Challenge » List each line in which the string "color" appears.
>> Begin Input data
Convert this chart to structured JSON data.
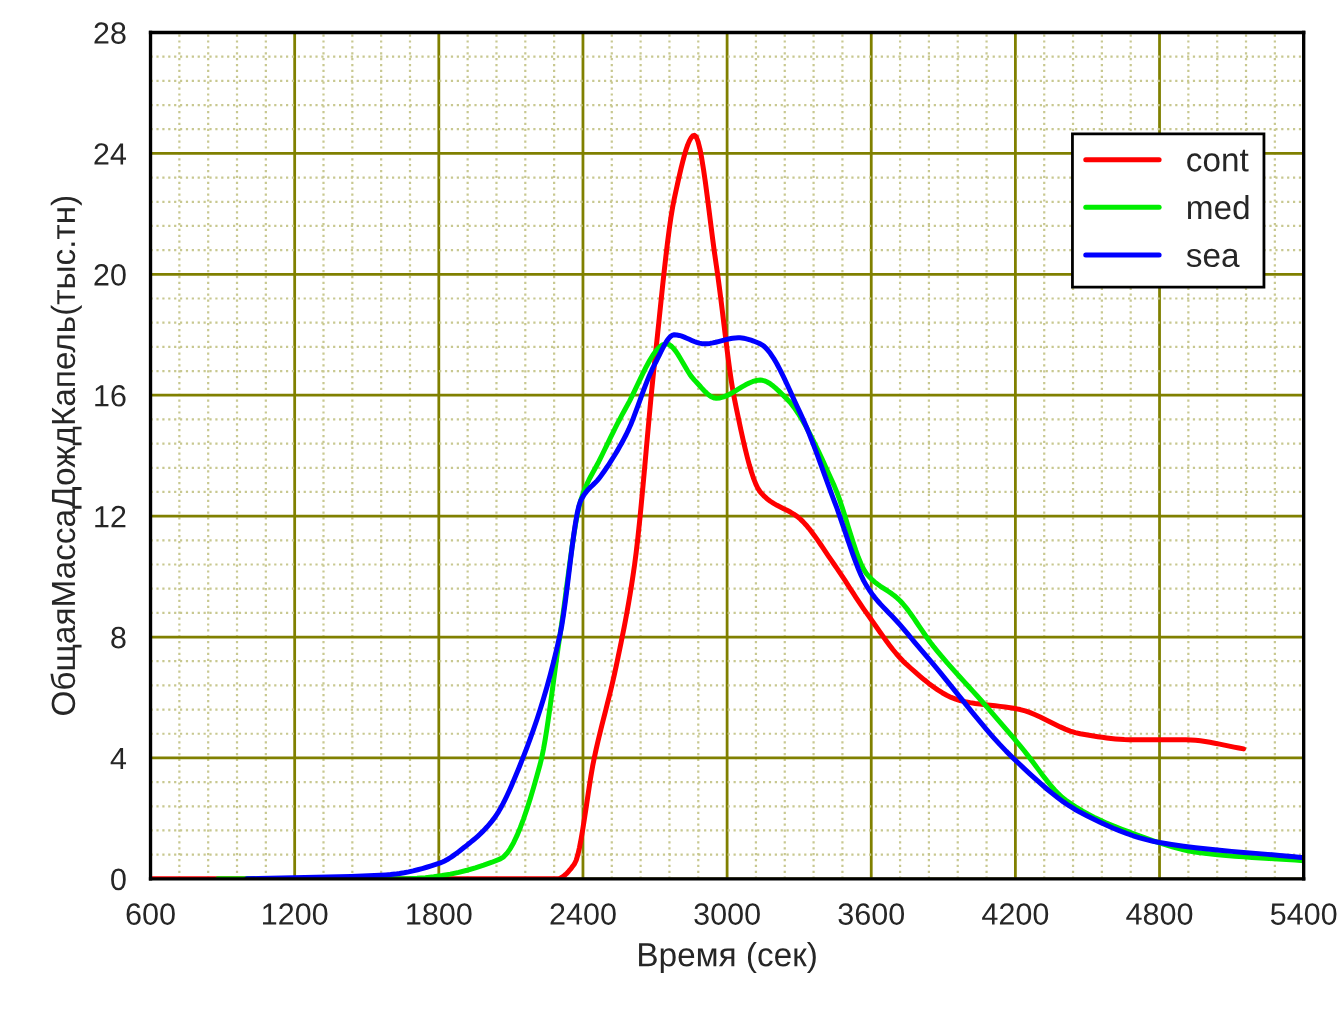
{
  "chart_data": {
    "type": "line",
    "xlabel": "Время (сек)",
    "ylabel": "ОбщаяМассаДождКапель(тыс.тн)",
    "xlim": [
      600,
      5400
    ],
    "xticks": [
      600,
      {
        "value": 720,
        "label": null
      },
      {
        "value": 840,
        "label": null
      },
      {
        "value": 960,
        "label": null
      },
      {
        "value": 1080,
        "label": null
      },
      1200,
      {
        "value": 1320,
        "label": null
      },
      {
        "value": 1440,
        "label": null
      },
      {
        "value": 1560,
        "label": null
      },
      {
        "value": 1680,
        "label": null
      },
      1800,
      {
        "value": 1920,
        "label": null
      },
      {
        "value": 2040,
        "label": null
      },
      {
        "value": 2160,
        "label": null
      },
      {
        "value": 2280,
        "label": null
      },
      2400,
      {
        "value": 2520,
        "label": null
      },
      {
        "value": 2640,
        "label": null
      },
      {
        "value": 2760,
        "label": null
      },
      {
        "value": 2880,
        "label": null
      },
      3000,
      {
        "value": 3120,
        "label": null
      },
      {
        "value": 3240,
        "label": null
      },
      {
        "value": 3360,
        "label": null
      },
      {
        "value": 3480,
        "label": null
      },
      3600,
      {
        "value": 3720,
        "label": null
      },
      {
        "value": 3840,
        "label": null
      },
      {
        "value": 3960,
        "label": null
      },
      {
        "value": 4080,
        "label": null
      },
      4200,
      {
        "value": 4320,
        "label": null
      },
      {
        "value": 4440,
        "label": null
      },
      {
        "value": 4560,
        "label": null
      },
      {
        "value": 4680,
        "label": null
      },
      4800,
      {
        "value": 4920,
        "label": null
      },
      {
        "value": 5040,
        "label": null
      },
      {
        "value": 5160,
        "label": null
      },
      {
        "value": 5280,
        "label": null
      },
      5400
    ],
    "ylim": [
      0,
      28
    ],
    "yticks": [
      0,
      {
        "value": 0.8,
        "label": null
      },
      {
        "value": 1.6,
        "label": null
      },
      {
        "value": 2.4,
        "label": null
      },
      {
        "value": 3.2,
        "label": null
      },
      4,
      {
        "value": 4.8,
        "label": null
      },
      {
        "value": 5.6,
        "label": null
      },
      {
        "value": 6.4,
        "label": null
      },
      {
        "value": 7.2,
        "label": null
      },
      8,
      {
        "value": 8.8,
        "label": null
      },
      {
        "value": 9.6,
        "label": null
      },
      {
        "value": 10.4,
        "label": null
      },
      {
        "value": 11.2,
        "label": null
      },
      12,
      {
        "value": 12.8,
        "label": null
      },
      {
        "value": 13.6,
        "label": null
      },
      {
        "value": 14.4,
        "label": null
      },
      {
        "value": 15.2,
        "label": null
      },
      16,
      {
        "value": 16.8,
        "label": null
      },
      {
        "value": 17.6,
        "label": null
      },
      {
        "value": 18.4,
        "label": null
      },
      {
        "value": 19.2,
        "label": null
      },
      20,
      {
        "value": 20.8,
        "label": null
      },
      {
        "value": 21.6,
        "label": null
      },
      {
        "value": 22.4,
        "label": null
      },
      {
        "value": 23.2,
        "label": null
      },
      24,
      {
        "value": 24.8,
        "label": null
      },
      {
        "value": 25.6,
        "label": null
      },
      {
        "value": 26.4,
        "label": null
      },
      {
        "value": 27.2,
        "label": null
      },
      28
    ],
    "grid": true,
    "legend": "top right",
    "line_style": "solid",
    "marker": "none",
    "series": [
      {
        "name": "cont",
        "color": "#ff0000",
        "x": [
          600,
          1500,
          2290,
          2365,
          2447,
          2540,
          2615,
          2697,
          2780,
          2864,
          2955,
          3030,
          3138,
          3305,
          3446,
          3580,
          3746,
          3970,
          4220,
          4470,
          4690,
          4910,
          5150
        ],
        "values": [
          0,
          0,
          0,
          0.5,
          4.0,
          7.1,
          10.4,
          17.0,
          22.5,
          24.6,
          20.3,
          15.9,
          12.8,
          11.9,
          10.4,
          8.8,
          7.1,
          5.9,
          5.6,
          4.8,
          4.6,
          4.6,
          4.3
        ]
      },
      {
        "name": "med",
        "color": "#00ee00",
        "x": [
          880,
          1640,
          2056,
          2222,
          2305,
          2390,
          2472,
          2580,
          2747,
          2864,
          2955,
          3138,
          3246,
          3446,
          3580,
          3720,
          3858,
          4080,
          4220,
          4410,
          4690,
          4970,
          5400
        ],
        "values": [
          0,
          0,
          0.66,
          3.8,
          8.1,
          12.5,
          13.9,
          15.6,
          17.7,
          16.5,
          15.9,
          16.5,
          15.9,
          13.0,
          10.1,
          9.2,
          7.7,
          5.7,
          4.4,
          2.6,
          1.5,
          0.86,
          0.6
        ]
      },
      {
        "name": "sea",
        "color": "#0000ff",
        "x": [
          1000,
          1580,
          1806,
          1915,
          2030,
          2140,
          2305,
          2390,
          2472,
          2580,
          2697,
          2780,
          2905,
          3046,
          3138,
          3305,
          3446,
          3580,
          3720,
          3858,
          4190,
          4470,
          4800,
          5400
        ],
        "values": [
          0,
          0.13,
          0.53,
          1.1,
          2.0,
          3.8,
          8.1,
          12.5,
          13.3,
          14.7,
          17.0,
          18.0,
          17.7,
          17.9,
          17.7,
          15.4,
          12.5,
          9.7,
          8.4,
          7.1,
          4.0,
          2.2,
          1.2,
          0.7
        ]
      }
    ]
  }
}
>> End Input data
>> Begin Input data
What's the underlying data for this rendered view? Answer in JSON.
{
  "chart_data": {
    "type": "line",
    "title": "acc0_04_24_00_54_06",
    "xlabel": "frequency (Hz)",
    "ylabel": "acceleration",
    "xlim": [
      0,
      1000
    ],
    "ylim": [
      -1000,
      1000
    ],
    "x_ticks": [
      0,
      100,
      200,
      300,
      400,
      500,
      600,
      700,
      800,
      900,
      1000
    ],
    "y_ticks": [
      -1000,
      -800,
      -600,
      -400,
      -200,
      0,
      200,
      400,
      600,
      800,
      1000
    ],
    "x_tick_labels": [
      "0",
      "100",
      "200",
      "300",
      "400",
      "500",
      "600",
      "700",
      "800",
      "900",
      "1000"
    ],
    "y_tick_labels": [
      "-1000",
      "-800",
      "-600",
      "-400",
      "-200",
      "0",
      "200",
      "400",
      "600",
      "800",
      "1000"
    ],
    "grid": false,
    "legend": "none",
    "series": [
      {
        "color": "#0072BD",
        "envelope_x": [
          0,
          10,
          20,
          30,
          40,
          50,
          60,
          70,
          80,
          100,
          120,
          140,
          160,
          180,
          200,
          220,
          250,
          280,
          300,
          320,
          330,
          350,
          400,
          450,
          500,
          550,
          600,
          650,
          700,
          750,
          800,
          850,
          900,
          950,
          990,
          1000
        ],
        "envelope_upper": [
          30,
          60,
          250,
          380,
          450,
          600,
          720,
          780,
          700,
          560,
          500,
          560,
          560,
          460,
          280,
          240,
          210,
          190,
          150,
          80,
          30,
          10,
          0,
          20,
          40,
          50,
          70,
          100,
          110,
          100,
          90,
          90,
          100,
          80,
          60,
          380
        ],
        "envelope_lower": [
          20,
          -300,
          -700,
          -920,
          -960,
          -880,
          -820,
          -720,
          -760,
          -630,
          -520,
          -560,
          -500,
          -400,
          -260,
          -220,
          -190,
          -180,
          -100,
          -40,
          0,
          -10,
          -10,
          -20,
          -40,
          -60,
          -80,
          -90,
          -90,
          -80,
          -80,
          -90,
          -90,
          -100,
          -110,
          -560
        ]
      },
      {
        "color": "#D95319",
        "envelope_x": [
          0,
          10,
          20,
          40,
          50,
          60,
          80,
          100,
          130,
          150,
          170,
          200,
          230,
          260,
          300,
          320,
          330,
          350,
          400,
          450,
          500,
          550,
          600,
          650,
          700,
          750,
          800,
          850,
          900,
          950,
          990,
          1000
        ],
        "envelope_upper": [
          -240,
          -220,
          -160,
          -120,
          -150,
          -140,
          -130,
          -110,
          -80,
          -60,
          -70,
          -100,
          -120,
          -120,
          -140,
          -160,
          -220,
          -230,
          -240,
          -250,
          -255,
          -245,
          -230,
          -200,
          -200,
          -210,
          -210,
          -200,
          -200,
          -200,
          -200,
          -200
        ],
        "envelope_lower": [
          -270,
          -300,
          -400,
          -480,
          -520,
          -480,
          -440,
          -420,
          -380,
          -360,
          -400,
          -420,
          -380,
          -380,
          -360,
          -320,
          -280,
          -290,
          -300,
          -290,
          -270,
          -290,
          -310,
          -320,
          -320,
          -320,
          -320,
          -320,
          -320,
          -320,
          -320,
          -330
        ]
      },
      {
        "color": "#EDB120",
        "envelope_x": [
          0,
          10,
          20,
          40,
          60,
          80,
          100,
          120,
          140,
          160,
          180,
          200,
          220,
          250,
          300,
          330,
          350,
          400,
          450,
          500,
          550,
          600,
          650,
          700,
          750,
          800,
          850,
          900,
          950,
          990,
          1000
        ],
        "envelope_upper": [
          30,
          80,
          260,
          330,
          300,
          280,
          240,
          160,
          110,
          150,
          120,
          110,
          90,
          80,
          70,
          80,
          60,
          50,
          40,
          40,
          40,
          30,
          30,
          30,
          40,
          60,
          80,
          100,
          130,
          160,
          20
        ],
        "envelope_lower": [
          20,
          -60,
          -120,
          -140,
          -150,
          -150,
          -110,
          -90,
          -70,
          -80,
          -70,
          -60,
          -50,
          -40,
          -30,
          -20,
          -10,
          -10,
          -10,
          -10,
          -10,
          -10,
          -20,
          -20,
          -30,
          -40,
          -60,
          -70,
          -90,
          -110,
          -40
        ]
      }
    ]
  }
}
>> End Input data
Complete output »
        "color": "#ff0000",
        "color": "#00ee00",
        "color": "#0000ff",
        "color": "#0072BD",
        "color": "#D95319",
        "color": "#EDB120",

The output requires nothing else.